start SOURCE DATA

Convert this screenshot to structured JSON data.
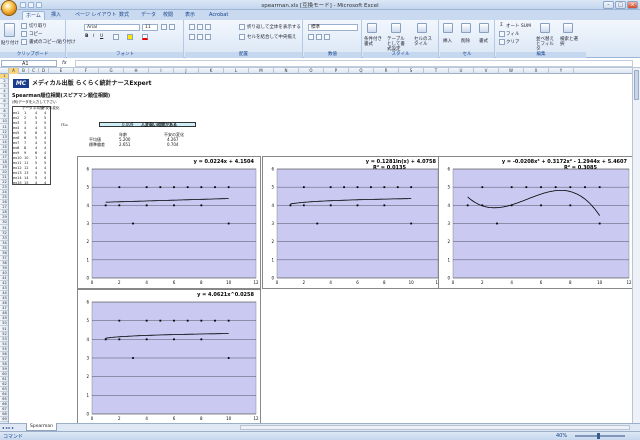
{
  "window": {
    "title": "spearman.xls  [互換モード] - Microsoft Excel"
  },
  "tabs": [
    "ホーム",
    "挿入",
    "ページ レイアウト",
    "数式",
    "データ",
    "校閲",
    "表示",
    "Acrobat"
  ],
  "ribbon": {
    "clipboard": {
      "paste": "貼り付け",
      "cut": "切り取り",
      "copy": "コピー",
      "format_painter": "書式のコピー/貼り付け",
      "label": "クリップボード"
    },
    "font": {
      "name": "Arial",
      "size": "11",
      "label": "フォント"
    },
    "alignment": {
      "wrap": "折り返して全体を表示する",
      "merge": "セルを結合して中央揃え",
      "label": "配置"
    },
    "number": {
      "format": "標準",
      "label": "数値"
    },
    "styles": {
      "conditional": "条件付き書式",
      "table": "テーブルとして書式設定",
      "cell_styles": "セルのスタイル",
      "label": "スタイル"
    },
    "cells": {
      "insert": "挿入",
      "delete": "削除",
      "format": "書式",
      "label": "セル"
    },
    "editing": {
      "autosum": "オート SUM",
      "fill": "フィル",
      "clear": "クリア",
      "sort": "並べ替えとフィルタ",
      "find": "検索と選択",
      "label": "編集"
    }
  },
  "formula_bar": {
    "name_box": "A1",
    "fx": "fx",
    "value": ""
  },
  "columns": [
    "A",
    "B",
    "C",
    "D",
    "E",
    "F",
    "G",
    "H",
    "I",
    "J",
    "K",
    "L",
    "M",
    "N",
    "O",
    "P",
    "Q",
    "R",
    "S",
    "T",
    "U",
    "V",
    "W",
    "X",
    "Y"
  ],
  "rows_visible": 69,
  "sheet": {
    "logo_text": "MC",
    "publisher_title": "メディカル出版  らくらく統計ナースExpert",
    "heading": "Spearman順位相関(スピアマン順位相関)",
    "note": "(例)データを入力して下さい",
    "col_headers": [
      "データ",
      "平均値",
      "不安の変化"
    ],
    "labels": [
      "ex1",
      "ex2",
      "ex3",
      "ex4",
      "ex5",
      "ex6",
      "ex7",
      "ex8",
      "ex9",
      "ex10",
      "ex11",
      "ex12",
      "ex13",
      "ex14",
      "ex15"
    ],
    "col_b": [
      "1",
      "2",
      "3",
      "4",
      "5",
      "6",
      "7",
      "8",
      "9",
      "10",
      "11",
      "12",
      "13",
      "14",
      "15"
    ],
    "col_c": [
      "4",
      "5",
      "3",
      "4",
      "6",
      "5",
      "4",
      "4",
      "6",
      "3",
      "5",
      "4",
      "4",
      "5",
      "4"
    ],
    "col_d": [
      "4",
      "5",
      "5",
      "5",
      "5",
      "4",
      "5",
      "4",
      "4",
      "6",
      "5",
      "4",
      "5",
      "4",
      "4"
    ],
    "rs_label": "rs=",
    "rs_value": "0.009",
    "rs_result": "人変弱い相関がある",
    "stat_headers": [
      "年齢",
      "不安の変化"
    ],
    "stat_rows": [
      {
        "label": "平均値",
        "v1": "5.200",
        "v2": "4.267"
      },
      {
        "label": "標準偏差",
        "v1": "2.651",
        "v2": "0.704"
      }
    ]
  },
  "chart_data": [
    {
      "type": "scatter",
      "equation": "y = 0.0224x + 4.1504",
      "r2": "",
      "fit": "linear",
      "coef": [
        4.1504,
        0.0224
      ],
      "xlim": [
        0,
        12
      ],
      "ylim": [
        0,
        6
      ],
      "xticks": [
        "0",
        "2",
        "4",
        "6",
        "8",
        "10",
        "12"
      ],
      "yticks": [
        "0",
        "1",
        "2",
        "3",
        "4",
        "5",
        "6"
      ],
      "points": [
        [
          1,
          4
        ],
        [
          2,
          5
        ],
        [
          3,
          3
        ],
        [
          4,
          4
        ],
        [
          5,
          5
        ],
        [
          6,
          4
        ],
        [
          7,
          5
        ],
        [
          8,
          4
        ],
        [
          9,
          5
        ],
        [
          10,
          3
        ],
        [
          2,
          4
        ],
        [
          4,
          5
        ],
        [
          6,
          5
        ],
        [
          8,
          5
        ],
        [
          10,
          5
        ]
      ]
    },
    {
      "type": "scatter",
      "equation": "y = 0.1281ln(x) + 4.0758",
      "r2": "R² = 0.0135",
      "fit": "log",
      "coef": [
        4.0758,
        0.1281
      ],
      "xlim": [
        0,
        12
      ],
      "ylim": [
        0,
        6
      ],
      "xticks": [
        "0",
        "2",
        "4",
        "6",
        "8",
        "10",
        "12"
      ],
      "yticks": [
        "0",
        "1",
        "2",
        "3",
        "4",
        "5",
        "6"
      ],
      "points": [
        [
          1,
          4
        ],
        [
          2,
          5
        ],
        [
          3,
          3
        ],
        [
          4,
          4
        ],
        [
          5,
          5
        ],
        [
          6,
          4
        ],
        [
          7,
          5
        ],
        [
          8,
          4
        ],
        [
          9,
          5
        ],
        [
          10,
          3
        ],
        [
          2,
          4
        ],
        [
          4,
          5
        ],
        [
          6,
          5
        ],
        [
          8,
          5
        ],
        [
          10,
          5
        ]
      ]
    },
    {
      "type": "scatter",
      "equation": "y = -0.0208x³ + 0.3172x² - 1.2944x + 5.4607",
      "r2": "R² = 0.3085",
      "fit": "poly",
      "coef": [
        5.4607,
        -1.2944,
        0.3172,
        -0.0208
      ],
      "xlim": [
        0,
        12
      ],
      "ylim": [
        0,
        6
      ],
      "xticks": [
        "0",
        "2",
        "4",
        "6",
        "8",
        "10",
        "12"
      ],
      "yticks": [
        "0",
        "1",
        "2",
        "3",
        "4",
        "5",
        "6"
      ],
      "points": [
        [
          1,
          4
        ],
        [
          2,
          5
        ],
        [
          3,
          3
        ],
        [
          4,
          4
        ],
        [
          5,
          5
        ],
        [
          6,
          4
        ],
        [
          7,
          5
        ],
        [
          8,
          4
        ],
        [
          9,
          5
        ],
        [
          10,
          3
        ],
        [
          2,
          4
        ],
        [
          4,
          5
        ],
        [
          6,
          5
        ],
        [
          8,
          5
        ],
        [
          10,
          5
        ]
      ]
    },
    {
      "type": "scatter",
      "equation": "y = 4.0621x^0.0258",
      "r2": "",
      "fit": "power",
      "coef": [
        4.0621,
        0.0258
      ],
      "xlim": [
        0,
        12
      ],
      "ylim": [
        0,
        6
      ],
      "xticks": [
        "0",
        "2",
        "4",
        "6",
        "8",
        "10",
        "12"
      ],
      "yticks": [
        "0",
        "1",
        "2",
        "3",
        "4",
        "5",
        "6"
      ],
      "points": [
        [
          1,
          4
        ],
        [
          2,
          5
        ],
        [
          3,
          3
        ],
        [
          4,
          4
        ],
        [
          5,
          5
        ],
        [
          6,
          4
        ],
        [
          7,
          5
        ],
        [
          8,
          4
        ],
        [
          9,
          5
        ],
        [
          10,
          3
        ],
        [
          2,
          4
        ],
        [
          4,
          5
        ],
        [
          6,
          5
        ],
        [
          8,
          5
        ],
        [
          10,
          5
        ]
      ]
    }
  ],
  "sheet_tabs": [
    "Spearman"
  ],
  "status": {
    "mode": "コマンド",
    "zoom": "40%"
  }
}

end SOURCE DATA

▶ SET TASK:
Answer with one number: how many lines in the listing hold "貼り付け".

▶ RESULT OF THIS EXERCISE:
2